>> begin Extracted data

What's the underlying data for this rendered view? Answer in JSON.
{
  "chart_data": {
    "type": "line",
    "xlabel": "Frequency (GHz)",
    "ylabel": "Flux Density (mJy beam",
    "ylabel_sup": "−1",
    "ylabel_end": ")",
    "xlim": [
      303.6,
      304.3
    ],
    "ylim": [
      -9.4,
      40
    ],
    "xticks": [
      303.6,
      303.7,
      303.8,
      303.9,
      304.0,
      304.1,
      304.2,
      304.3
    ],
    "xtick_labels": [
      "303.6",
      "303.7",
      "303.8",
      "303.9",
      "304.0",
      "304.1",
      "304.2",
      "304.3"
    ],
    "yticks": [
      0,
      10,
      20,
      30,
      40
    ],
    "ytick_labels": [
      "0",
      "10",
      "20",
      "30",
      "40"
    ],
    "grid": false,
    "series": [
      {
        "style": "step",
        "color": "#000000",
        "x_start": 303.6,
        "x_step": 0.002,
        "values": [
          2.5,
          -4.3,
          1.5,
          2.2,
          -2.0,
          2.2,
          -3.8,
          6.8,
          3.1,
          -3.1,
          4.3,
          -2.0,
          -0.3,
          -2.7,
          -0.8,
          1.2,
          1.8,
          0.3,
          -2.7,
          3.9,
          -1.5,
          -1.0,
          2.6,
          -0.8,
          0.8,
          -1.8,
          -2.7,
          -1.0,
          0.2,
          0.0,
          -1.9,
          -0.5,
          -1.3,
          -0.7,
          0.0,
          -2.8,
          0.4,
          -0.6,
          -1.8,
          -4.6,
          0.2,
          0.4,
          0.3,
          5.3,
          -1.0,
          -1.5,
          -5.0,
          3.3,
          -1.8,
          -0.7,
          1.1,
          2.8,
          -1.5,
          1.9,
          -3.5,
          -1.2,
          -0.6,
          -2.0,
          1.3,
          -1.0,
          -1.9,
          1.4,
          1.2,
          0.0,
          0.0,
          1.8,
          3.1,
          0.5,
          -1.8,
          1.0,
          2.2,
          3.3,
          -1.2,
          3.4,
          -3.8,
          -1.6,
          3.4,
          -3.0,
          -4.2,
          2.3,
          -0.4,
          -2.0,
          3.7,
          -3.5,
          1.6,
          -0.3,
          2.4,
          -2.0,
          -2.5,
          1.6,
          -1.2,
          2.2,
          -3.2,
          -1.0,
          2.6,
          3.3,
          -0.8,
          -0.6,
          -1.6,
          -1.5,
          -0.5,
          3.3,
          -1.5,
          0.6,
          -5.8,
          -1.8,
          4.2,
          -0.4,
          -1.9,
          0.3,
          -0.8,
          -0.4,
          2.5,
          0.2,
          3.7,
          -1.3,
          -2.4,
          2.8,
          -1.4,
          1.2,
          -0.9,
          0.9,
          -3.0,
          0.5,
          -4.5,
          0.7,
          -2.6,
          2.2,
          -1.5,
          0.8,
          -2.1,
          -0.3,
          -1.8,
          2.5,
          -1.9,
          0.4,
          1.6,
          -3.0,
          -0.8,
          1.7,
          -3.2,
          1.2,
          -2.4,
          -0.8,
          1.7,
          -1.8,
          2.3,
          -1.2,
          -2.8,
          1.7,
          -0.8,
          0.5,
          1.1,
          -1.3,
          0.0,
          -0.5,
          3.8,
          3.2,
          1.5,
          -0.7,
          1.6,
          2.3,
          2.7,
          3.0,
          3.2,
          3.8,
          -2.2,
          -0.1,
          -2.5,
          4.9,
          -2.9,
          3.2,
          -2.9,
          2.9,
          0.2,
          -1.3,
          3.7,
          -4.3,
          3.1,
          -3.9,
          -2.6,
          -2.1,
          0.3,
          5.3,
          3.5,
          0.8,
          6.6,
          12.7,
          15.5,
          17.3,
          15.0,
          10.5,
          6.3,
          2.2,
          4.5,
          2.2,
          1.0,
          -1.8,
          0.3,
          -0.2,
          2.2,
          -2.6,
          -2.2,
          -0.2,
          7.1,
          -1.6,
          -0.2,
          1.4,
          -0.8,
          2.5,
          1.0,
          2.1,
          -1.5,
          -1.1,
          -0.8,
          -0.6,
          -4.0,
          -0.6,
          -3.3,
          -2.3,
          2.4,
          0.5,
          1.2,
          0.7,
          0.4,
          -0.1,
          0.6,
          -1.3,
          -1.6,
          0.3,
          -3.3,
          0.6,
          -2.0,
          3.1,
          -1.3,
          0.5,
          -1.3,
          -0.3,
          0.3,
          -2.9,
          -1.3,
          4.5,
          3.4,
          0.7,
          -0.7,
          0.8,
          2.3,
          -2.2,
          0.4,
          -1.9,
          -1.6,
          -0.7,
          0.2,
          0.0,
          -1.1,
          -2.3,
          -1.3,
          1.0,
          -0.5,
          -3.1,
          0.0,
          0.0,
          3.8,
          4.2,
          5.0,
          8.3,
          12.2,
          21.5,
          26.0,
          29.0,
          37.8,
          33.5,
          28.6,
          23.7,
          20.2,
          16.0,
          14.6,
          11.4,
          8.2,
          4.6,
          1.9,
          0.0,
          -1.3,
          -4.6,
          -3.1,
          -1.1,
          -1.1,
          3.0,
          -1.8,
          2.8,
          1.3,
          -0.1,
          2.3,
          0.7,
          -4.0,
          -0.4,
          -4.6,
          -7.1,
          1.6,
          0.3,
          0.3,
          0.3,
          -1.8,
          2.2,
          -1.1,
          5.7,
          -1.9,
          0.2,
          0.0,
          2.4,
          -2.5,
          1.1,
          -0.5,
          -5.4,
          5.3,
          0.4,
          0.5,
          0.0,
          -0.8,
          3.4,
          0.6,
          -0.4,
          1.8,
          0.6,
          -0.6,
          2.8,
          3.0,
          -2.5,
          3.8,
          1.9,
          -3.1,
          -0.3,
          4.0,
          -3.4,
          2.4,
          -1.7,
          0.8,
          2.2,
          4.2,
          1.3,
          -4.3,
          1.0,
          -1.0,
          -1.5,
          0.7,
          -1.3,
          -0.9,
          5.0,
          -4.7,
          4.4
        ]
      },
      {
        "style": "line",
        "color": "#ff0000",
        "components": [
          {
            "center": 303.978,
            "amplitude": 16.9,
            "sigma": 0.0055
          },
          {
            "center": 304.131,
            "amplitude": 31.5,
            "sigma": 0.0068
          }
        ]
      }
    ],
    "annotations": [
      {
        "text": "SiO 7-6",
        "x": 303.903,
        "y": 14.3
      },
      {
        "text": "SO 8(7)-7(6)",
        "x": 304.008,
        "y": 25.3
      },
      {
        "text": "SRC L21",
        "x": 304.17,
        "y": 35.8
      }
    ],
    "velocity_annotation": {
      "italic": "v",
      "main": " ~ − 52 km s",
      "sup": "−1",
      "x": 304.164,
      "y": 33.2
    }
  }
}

>> end Extracted data

What needs to be done: Print the entries exactly. Include every one.

Output below:
What's the underlying data for this rendered view? Answer in JSON.
{
  "chart_data": {
    "type": "line",
    "xlabel": "Frequency (GHz)",
    "ylabel": "Flux Density (mJy beam",
    "ylabel_sup": "−1",
    "ylabel_end": ")",
    "xlim": [
      303.6,
      304.3
    ],
    "ylim": [
      -9.4,
      40
    ],
    "xticks": [
      303.6,
      303.7,
      303.8,
      303.9,
      304.0,
      304.1,
      304.2,
      304.3
    ],
    "xtick_labels": [
      "303.6",
      "303.7",
      "303.8",
      "303.9",
      "304.0",
      "304.1",
      "304.2",
      "304.3"
    ],
    "yticks": [
      0,
      10,
      20,
      30,
      40
    ],
    "ytick_labels": [
      "0",
      "10",
      "20",
      "30",
      "40"
    ],
    "grid": false,
    "series": [
      {
        "style": "step",
        "color": "#000000",
        "x_start": 303.6,
        "x_step": 0.002,
        "values": [
          2.5,
          -4.3,
          1.5,
          2.2,
          -2.0,
          2.2,
          -3.8,
          6.8,
          3.1,
          -3.1,
          4.3,
          -2.0,
          -0.3,
          -2.7,
          -0.8,
          1.2,
          1.8,
          0.3,
          -2.7,
          3.9,
          -1.5,
          -1.0,
          2.6,
          -0.8,
          0.8,
          -1.8,
          -2.7,
          -1.0,
          0.2,
          0.0,
          -1.9,
          -0.5,
          -1.3,
          -0.7,
          0.0,
          -2.8,
          0.4,
          -0.6,
          -1.8,
          -4.6,
          0.2,
          0.4,
          0.3,
          5.3,
          -1.0,
          -1.5,
          -5.0,
          3.3,
          -1.8,
          -0.7,
          1.1,
          2.8,
          -1.5,
          1.9,
          -3.5,
          -1.2,
          -0.6,
          -2.0,
          1.3,
          -1.0,
          -1.9,
          1.4,
          1.2,
          0.0,
          0.0,
          1.8,
          3.1,
          0.5,
          -1.8,
          1.0,
          2.2,
          3.3,
          -1.2,
          3.4,
          -3.8,
          -1.6,
          3.4,
          -3.0,
          -4.2,
          2.3,
          -0.4,
          -2.0,
          3.7,
          -3.5,
          1.6,
          -0.3,
          2.4,
          -2.0,
          -2.5,
          1.6,
          -1.2,
          2.2,
          -3.2,
          -1.0,
          2.6,
          3.3,
          -0.8,
          -0.6,
          -1.6,
          -1.5,
          -0.5,
          3.3,
          -1.5,
          0.6,
          -5.8,
          -1.8,
          4.2,
          -0.4,
          -1.9,
          0.3,
          -0.8,
          -0.4,
          2.5,
          0.2,
          3.7,
          -1.3,
          -2.4,
          2.8,
          -1.4,
          1.2,
          -0.9,
          0.9,
          -3.0,
          0.5,
          -4.5,
          0.7,
          -2.6,
          2.2,
          -1.5,
          0.8,
          -2.1,
          -0.3,
          -1.8,
          2.5,
          -1.9,
          0.4,
          1.6,
          -3.0,
          -0.8,
          1.7,
          -3.2,
          1.2,
          -2.4,
          -0.8,
          1.7,
          -1.8,
          2.3,
          -1.2,
          -2.8,
          1.7,
          -0.8,
          0.5,
          1.1,
          -1.3,
          0.0,
          -0.5,
          3.8,
          3.2,
          1.5,
          -0.7,
          1.6,
          2.3,
          2.7,
          3.0,
          3.2,
          3.8,
          -2.2,
          -0.1,
          -2.5,
          4.9,
          -2.9,
          3.2,
          -2.9,
          2.9,
          0.2,
          -1.3,
          3.7,
          -4.3,
          3.1,
          -3.9,
          -2.6,
          -2.1,
          0.3,
          5.3,
          3.5,
          0.8,
          6.6,
          12.7,
          15.5,
          17.3,
          15.0,
          10.5,
          6.3,
          2.2,
          4.5,
          2.2,
          1.0,
          -1.8,
          0.3,
          -0.2,
          2.2,
          -2.6,
          -2.2,
          -0.2,
          7.1,
          -1.6,
          -0.2,
          1.4,
          -0.8,
          2.5,
          1.0,
          2.1,
          -1.5,
          -1.1,
          -0.8,
          -0.6,
          -4.0,
          -0.6,
          -3.3,
          -2.3,
          2.4,
          0.5,
          1.2,
          0.7,
          0.4,
          -0.1,
          0.6,
          -1.3,
          -1.6,
          0.3,
          -3.3,
          0.6,
          -2.0,
          3.1,
          -1.3,
          0.5,
          -1.3,
          -0.3,
          0.3,
          -2.9,
          -1.3,
          4.5,
          3.4,
          0.7,
          -0.7,
          0.8,
          2.3,
          -2.2,
          0.4,
          -1.9,
          -1.6,
          -0.7,
          0.2,
          0.0,
          -1.1,
          -2.3,
          -1.3,
          1.0,
          -0.5,
          -3.1,
          0.0,
          0.0,
          3.8,
          4.2,
          5.0,
          8.3,
          12.2,
          21.5,
          26.0,
          29.0,
          37.8,
          33.5,
          28.6,
          23.7,
          20.2,
          16.0,
          14.6,
          11.4,
          8.2,
          4.6,
          1.9,
          0.0,
          -1.3,
          -4.6,
          -3.1,
          -1.1,
          -1.1,
          3.0,
          -1.8,
          2.8,
          1.3,
          -0.1,
          2.3,
          0.7,
          -4.0,
          -0.4,
          -4.6,
          -7.1,
          1.6,
          0.3,
          0.3,
          0.3,
          -1.8,
          2.2,
          -1.1,
          5.7,
          -1.9,
          0.2,
          0.0,
          2.4,
          -2.5,
          1.1,
          -0.5,
          -5.4,
          5.3,
          0.4,
          0.5,
          0.0,
          -0.8,
          3.4,
          0.6,
          -0.4,
          1.8,
          0.6,
          -0.6,
          2.8,
          3.0,
          -2.5,
          3.8,
          1.9,
          -3.1,
          -0.3,
          4.0,
          -3.4,
          2.4,
          -1.7,
          0.8,
          2.2,
          4.2,
          1.3,
          -4.3,
          1.0,
          -1.0,
          -1.5,
          0.7,
          -1.3,
          -0.9,
          5.0,
          -4.7,
          4.4
        ]
      },
      {
        "style": "line",
        "color": "#ff0000",
        "components": [
          {
            "center": 303.978,
            "amplitude": 16.9,
            "sigma": 0.0055
          },
          {
            "center": 304.131,
            "amplitude": 31.5,
            "sigma": 0.0068
          }
        ]
      }
    ],
    "annotations": [
      {
        "text": "SiO 7-6",
        "x": 303.903,
        "y": 14.3
      },
      {
        "text": "SO 8(7)-7(6)",
        "x": 304.008,
        "y": 25.3
      },
      {
        "text": "SRC L21",
        "x": 304.17,
        "y": 35.8
      }
    ],
    "velocity_annotation": {
      "italic": "v",
      "main": " ~ − 52 km s",
      "sup": "−1",
      "x": 304.164,
      "y": 33.2
    }
  }
}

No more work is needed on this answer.